→ Description of the task: Collect each line holding the string "data".

※ ※ ※

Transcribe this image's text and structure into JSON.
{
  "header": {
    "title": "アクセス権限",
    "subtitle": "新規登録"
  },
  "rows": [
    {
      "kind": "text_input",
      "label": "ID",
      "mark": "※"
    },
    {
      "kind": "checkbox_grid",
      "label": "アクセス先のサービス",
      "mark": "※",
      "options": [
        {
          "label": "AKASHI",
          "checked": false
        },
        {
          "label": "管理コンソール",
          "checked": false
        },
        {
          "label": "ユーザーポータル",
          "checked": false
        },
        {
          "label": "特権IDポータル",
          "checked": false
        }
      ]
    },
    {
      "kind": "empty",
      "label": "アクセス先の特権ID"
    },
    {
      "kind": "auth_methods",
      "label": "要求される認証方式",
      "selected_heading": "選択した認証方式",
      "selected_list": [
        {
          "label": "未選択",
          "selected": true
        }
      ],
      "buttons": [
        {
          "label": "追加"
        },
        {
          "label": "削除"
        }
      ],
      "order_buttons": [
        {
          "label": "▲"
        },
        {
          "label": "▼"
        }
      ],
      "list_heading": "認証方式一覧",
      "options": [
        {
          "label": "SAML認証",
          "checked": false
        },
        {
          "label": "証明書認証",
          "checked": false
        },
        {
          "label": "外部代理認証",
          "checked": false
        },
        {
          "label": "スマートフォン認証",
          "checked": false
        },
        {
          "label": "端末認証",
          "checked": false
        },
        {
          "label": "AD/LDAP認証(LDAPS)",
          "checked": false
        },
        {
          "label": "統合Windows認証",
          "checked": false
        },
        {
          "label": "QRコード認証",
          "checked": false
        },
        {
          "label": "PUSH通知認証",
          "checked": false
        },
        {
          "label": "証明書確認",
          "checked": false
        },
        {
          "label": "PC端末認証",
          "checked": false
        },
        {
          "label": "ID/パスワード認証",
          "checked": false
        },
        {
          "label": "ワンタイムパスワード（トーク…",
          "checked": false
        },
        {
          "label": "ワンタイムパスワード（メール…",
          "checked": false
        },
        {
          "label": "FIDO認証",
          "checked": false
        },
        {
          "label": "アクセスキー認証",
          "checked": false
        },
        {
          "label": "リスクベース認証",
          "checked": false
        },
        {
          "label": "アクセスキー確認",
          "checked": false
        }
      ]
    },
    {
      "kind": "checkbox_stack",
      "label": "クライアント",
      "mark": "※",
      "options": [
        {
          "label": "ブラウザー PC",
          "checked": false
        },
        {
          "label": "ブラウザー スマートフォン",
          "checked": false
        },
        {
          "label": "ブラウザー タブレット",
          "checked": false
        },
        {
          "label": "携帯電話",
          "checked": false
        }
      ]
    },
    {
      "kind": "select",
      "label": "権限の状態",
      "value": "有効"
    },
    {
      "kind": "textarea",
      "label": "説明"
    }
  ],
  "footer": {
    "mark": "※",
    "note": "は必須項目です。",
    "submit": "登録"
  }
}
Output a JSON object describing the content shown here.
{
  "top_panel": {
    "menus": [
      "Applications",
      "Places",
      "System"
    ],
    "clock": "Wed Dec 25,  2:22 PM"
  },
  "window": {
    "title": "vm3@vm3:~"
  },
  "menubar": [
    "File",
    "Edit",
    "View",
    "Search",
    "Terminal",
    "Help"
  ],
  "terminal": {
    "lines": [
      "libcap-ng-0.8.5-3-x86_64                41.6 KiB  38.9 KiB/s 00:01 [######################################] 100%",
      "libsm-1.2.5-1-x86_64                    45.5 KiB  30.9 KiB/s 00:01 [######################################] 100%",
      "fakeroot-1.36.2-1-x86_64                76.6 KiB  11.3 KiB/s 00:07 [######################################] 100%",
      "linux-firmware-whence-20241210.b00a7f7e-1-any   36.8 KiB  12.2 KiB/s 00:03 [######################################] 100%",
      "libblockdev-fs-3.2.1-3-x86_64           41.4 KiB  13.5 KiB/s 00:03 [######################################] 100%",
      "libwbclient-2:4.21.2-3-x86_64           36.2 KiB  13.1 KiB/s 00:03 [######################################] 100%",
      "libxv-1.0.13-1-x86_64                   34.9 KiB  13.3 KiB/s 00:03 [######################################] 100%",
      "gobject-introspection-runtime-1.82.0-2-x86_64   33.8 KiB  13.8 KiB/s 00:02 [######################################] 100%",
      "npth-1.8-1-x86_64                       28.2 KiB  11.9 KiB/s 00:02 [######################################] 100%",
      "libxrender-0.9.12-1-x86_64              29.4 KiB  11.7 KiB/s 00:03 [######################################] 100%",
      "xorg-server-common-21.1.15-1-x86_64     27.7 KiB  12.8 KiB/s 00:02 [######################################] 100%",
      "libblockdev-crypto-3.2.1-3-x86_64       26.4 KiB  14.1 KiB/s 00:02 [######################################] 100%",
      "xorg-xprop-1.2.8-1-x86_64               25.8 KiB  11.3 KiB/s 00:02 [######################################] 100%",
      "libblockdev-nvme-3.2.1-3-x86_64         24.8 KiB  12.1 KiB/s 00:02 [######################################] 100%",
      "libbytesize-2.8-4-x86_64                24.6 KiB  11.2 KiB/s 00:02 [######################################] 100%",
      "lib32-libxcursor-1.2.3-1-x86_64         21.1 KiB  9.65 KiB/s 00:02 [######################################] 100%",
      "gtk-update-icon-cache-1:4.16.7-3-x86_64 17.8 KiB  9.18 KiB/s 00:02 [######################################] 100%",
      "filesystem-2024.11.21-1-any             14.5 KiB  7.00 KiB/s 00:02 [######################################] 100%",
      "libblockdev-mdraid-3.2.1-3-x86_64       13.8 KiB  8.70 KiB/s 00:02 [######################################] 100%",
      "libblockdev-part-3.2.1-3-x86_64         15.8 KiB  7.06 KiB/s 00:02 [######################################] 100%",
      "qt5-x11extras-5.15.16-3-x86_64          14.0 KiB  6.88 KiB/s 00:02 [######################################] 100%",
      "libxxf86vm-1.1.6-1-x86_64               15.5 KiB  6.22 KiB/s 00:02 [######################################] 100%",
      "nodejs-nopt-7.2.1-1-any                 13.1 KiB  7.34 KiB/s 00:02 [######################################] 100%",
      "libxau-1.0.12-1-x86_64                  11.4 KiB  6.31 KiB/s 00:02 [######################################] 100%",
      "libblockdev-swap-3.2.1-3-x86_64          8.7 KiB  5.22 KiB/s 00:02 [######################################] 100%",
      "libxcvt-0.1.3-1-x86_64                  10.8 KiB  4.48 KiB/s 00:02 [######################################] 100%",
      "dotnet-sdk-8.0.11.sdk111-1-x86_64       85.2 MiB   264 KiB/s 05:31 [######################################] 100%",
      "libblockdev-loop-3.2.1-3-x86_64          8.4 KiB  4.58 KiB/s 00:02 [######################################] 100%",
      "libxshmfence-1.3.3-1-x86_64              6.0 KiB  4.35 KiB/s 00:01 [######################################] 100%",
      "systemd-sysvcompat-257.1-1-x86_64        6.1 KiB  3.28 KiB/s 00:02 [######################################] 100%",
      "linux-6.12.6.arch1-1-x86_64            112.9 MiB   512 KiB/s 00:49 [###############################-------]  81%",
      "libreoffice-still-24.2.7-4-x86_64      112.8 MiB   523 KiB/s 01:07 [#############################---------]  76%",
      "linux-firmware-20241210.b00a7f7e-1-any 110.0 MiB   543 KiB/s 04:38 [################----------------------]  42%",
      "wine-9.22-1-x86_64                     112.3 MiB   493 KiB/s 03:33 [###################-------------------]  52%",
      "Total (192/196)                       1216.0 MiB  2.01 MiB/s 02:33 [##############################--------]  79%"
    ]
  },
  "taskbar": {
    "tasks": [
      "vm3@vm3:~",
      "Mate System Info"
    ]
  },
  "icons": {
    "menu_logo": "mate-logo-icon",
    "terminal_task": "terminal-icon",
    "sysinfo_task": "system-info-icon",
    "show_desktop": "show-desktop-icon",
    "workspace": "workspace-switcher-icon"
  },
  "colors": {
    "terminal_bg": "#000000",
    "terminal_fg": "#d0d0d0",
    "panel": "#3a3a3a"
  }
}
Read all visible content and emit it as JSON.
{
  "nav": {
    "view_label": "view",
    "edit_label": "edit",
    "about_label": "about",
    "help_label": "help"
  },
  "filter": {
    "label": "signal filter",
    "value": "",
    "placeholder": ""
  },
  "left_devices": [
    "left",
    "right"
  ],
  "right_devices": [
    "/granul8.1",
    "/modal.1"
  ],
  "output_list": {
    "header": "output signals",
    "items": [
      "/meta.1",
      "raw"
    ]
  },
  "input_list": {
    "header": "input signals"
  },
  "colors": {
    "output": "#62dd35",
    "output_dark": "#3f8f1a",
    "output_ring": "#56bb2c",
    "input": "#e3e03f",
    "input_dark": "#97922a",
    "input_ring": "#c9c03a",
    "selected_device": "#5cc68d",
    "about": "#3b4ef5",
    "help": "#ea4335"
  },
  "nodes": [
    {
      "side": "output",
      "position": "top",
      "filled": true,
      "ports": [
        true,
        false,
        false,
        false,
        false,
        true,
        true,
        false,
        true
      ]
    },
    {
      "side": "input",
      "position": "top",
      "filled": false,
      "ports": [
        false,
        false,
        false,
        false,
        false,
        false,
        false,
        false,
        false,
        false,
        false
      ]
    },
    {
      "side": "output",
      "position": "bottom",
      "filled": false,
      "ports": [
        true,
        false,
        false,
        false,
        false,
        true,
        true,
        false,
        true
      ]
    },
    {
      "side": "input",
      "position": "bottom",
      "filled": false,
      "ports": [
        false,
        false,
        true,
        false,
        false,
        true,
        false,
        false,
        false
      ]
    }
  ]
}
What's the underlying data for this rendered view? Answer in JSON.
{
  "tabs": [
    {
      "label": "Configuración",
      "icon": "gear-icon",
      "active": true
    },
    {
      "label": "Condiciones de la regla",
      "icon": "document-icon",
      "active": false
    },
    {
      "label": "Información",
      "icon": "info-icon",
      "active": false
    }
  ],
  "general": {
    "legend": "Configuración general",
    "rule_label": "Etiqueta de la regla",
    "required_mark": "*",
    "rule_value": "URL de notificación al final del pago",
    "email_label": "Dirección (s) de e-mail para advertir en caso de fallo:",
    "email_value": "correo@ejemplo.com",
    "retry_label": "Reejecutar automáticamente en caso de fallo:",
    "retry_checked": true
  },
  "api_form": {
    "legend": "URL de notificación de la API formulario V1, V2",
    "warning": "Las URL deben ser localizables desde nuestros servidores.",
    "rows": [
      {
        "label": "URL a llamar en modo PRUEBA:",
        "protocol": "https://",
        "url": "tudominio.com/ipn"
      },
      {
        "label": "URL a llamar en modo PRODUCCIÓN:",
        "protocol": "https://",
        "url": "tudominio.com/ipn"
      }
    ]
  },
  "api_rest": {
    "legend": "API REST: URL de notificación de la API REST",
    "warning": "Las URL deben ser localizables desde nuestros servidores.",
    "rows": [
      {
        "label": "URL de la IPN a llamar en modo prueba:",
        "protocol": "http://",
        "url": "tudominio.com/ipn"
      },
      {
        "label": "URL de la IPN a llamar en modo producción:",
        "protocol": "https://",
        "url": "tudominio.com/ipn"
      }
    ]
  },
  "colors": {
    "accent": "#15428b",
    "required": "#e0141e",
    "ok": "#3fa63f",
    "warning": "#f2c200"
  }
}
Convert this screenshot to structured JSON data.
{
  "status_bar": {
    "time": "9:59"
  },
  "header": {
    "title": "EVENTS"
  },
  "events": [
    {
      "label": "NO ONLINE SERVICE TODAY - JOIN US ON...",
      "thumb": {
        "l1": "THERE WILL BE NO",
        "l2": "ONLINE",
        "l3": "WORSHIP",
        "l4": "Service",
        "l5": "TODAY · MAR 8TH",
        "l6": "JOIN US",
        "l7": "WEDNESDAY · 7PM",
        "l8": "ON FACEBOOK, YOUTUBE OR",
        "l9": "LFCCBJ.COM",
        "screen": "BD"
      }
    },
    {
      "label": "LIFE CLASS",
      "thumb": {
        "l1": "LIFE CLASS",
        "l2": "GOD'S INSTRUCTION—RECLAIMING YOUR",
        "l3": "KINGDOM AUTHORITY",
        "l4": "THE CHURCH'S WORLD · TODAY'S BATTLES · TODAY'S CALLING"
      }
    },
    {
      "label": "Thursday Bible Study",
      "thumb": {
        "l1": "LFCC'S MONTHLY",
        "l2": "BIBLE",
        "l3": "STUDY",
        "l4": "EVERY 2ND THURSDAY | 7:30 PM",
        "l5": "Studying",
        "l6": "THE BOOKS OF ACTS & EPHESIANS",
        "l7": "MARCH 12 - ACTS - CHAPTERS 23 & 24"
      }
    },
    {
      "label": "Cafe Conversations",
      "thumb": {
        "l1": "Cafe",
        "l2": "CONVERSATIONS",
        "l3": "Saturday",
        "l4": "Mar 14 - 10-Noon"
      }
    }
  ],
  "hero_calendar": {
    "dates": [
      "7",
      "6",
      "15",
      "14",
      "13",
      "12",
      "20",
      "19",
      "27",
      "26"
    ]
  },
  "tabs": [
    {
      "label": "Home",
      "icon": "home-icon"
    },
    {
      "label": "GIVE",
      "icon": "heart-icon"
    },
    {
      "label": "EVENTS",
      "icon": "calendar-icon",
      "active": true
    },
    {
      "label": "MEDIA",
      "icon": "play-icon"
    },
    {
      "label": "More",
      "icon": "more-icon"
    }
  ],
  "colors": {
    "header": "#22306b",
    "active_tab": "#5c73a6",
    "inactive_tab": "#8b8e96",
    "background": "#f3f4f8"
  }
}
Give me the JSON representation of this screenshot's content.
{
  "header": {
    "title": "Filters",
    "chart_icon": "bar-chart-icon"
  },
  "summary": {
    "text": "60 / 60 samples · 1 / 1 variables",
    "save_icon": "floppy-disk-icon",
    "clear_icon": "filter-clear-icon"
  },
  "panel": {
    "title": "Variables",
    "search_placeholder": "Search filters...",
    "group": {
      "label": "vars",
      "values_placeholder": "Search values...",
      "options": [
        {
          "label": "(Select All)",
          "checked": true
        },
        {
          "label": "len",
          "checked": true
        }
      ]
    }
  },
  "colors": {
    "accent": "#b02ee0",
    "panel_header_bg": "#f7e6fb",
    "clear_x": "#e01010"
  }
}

※ ※ ※

→ Solution:
What's the underlying data for this rendered view? Answer in JSON.
Convert this screenshot to structured JSON data.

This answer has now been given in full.